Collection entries
* begin *

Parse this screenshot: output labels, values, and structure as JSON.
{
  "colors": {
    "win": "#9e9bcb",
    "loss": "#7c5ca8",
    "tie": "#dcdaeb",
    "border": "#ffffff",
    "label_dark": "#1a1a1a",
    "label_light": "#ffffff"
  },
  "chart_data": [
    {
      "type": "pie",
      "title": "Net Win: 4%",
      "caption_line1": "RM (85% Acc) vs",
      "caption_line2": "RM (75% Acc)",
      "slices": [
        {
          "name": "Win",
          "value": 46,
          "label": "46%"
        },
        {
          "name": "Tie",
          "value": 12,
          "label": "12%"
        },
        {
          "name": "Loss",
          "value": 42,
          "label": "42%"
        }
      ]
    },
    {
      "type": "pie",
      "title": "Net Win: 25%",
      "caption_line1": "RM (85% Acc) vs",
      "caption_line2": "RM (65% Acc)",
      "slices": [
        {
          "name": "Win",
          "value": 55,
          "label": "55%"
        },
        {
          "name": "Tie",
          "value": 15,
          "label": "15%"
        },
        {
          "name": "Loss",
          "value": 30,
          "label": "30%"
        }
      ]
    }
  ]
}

* end *

§ Goal of the exercise: Each line of the listing above should be output exactly.

§ Final answer:
Parse this screenshot: output labels, values, and structure as JSON.
{
  "colors": {
    "win": "#9e9bcb",
    "loss": "#7c5ca8",
    "tie": "#dcdaeb",
    "border": "#ffffff",
    "label_dark": "#1a1a1a",
    "label_light": "#ffffff"
  },
  "chart_data": [
    {
      "type": "pie",
      "title": "Net Win: 4%",
      "caption_line1": "RM (85% Acc) vs",
      "caption_line2": "RM (75% Acc)",
      "slices": [
        {
          "name": "Win",
          "value": 46,
          "label": "46%"
        },
        {
          "name": "Tie",
          "value": 12,
          "label": "12%"
        },
        {
          "name": "Loss",
          "value": 42,
          "label": "42%"
        }
      ]
    },
    {
      "type": "pie",
      "title": "Net Win: 25%",
      "caption_line1": "RM (85% Acc) vs",
      "caption_line2": "RM (65% Acc)",
      "slices": [
        {
          "name": "Win",
          "value": 55,
          "label": "55%"
        },
        {
          "name": "Tie",
          "value": 15,
          "label": "15%"
        },
        {
          "name": "Loss",
          "value": 30,
          "label": "30%"
        }
      ]
    }
  ]
}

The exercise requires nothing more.